STATED PROBLEM: Filter out everything except lines holding "System".

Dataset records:
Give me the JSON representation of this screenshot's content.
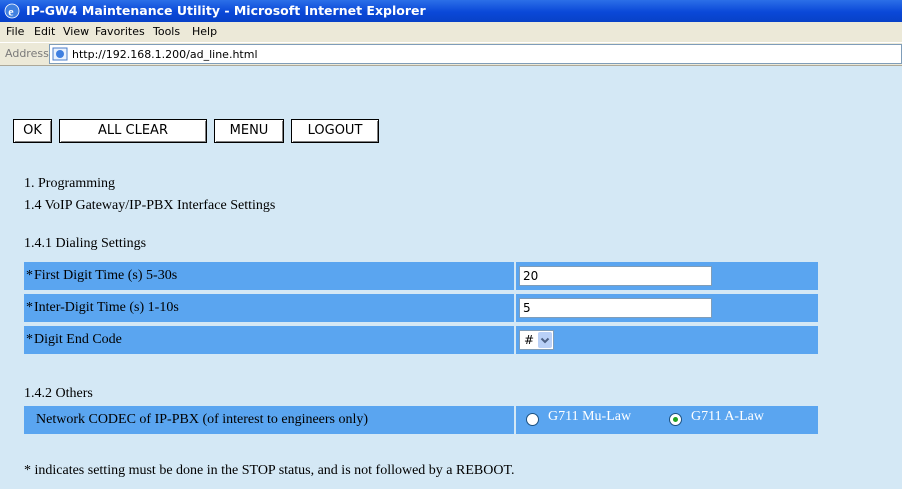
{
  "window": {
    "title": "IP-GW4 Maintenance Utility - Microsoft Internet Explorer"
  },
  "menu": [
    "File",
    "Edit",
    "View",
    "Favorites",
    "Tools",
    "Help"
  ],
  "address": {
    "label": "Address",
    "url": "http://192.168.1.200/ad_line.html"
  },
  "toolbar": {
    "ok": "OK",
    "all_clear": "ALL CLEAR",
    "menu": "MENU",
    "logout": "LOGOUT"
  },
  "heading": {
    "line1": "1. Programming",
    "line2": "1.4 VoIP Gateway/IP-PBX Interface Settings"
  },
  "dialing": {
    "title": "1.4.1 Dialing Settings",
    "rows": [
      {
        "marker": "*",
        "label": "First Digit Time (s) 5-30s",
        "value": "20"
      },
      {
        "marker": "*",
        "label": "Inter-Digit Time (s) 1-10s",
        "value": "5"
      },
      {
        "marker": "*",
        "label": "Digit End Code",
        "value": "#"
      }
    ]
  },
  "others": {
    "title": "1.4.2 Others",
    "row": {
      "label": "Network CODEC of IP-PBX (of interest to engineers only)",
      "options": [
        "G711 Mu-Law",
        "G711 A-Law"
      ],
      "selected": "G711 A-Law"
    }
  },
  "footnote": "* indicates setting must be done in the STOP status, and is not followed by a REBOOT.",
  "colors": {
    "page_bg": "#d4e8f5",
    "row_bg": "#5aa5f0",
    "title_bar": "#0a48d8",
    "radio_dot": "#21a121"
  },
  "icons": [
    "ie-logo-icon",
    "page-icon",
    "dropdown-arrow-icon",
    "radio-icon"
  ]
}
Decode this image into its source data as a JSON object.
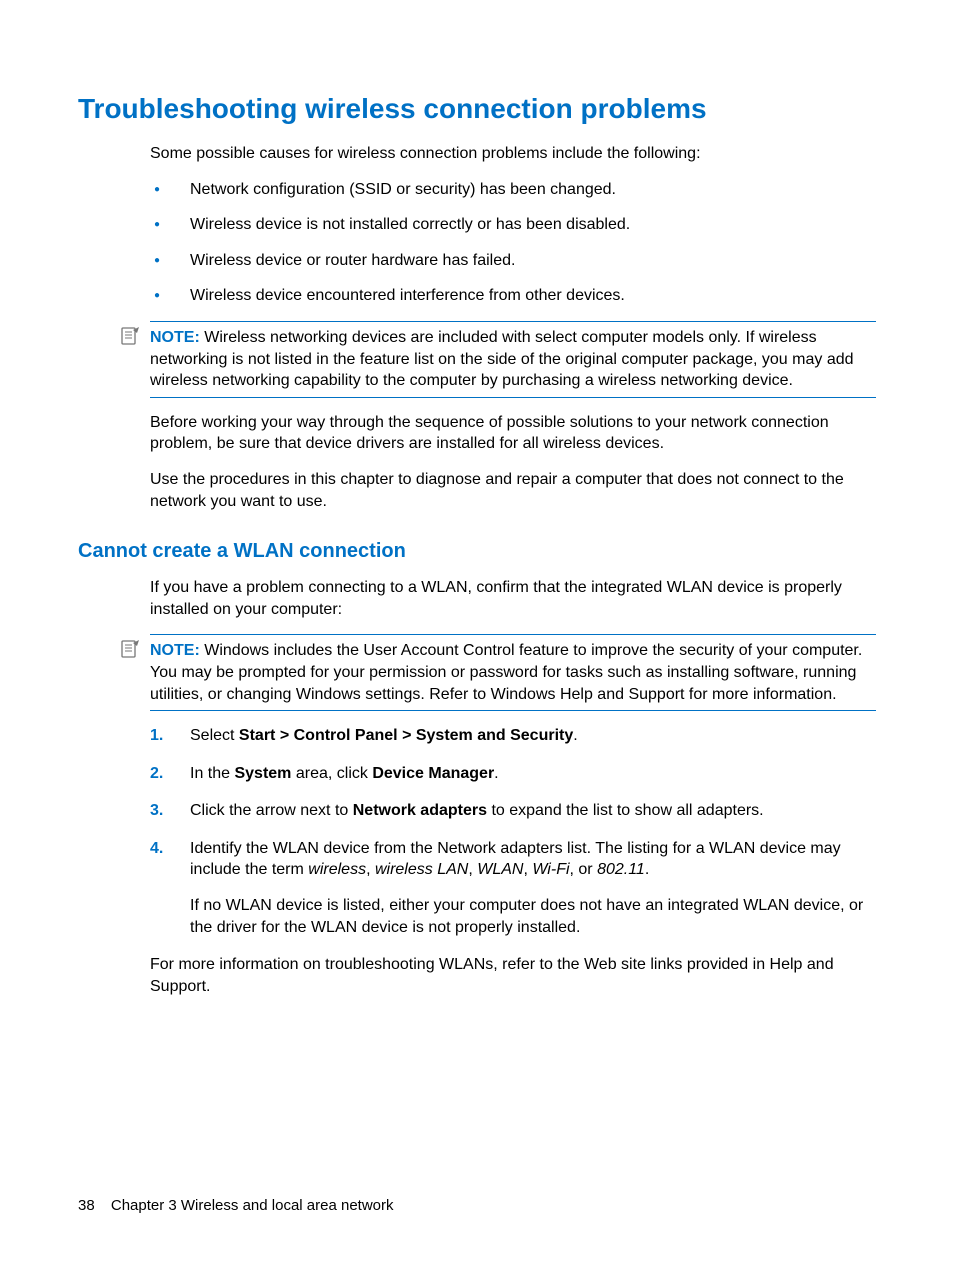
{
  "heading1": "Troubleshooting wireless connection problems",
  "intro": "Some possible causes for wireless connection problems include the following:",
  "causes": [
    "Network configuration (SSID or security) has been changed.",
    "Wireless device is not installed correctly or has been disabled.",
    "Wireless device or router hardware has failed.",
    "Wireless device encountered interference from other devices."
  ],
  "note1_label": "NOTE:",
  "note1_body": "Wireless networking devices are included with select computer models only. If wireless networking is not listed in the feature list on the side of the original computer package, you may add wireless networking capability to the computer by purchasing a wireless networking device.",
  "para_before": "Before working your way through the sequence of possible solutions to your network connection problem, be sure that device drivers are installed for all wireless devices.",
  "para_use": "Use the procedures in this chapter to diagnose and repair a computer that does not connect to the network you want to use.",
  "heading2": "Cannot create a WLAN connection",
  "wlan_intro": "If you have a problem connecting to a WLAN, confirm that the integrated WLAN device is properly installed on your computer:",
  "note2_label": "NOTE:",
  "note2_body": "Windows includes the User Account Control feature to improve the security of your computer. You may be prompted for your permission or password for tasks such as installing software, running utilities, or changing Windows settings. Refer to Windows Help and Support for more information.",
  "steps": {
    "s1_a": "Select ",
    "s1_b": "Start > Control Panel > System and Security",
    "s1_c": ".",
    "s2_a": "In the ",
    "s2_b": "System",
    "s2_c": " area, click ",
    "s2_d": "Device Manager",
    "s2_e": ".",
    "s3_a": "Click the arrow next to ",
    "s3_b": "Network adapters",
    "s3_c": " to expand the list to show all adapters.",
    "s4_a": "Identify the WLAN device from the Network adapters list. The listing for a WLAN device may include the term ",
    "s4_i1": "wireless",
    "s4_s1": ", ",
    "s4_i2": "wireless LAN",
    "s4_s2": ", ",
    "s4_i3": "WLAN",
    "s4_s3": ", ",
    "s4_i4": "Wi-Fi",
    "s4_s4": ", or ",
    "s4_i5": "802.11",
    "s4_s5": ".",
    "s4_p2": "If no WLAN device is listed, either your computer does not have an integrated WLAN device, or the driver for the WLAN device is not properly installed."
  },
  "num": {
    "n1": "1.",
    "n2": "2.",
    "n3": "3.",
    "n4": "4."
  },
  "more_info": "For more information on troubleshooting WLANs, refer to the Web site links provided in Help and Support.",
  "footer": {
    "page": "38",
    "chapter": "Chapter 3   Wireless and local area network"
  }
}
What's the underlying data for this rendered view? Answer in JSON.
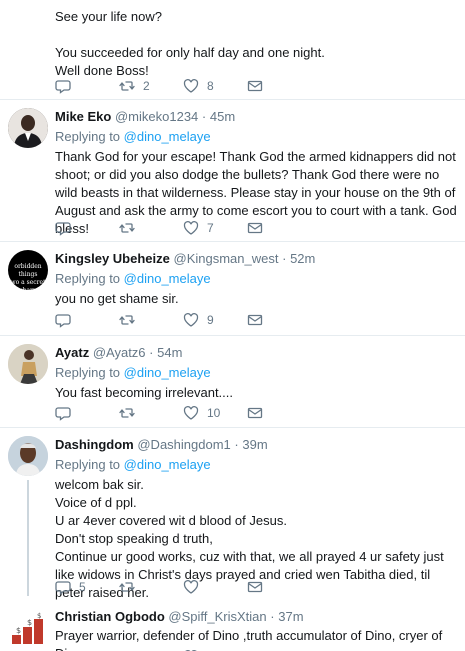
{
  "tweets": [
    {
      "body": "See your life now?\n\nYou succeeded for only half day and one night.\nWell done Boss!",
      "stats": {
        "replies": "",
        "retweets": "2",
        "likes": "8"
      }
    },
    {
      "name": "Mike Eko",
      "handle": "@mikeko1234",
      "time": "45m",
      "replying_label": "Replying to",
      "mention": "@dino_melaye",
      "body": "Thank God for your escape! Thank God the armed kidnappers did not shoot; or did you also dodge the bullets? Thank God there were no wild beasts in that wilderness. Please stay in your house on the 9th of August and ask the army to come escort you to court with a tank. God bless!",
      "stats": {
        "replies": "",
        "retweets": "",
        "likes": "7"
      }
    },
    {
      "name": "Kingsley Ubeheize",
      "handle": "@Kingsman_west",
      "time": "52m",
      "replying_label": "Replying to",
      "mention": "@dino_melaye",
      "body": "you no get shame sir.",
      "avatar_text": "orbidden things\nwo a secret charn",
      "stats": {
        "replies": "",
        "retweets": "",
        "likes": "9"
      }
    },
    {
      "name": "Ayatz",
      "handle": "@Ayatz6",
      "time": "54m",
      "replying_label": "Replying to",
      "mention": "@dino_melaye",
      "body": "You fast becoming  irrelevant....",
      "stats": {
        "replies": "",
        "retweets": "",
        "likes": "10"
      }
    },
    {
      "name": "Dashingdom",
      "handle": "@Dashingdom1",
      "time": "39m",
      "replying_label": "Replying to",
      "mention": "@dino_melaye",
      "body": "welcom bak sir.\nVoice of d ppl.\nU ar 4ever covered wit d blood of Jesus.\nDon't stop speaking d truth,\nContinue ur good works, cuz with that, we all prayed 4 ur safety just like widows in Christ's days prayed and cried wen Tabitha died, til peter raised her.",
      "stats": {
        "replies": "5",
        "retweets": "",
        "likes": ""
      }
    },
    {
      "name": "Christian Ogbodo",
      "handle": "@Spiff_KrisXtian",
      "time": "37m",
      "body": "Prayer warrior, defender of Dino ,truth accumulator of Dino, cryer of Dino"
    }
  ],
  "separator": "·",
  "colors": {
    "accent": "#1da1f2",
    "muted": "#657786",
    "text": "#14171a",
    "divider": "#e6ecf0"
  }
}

COMPLETE OUTPUT:
    "s1_b": "Start > Control Panel > System and Security",
    "s2_b": "System",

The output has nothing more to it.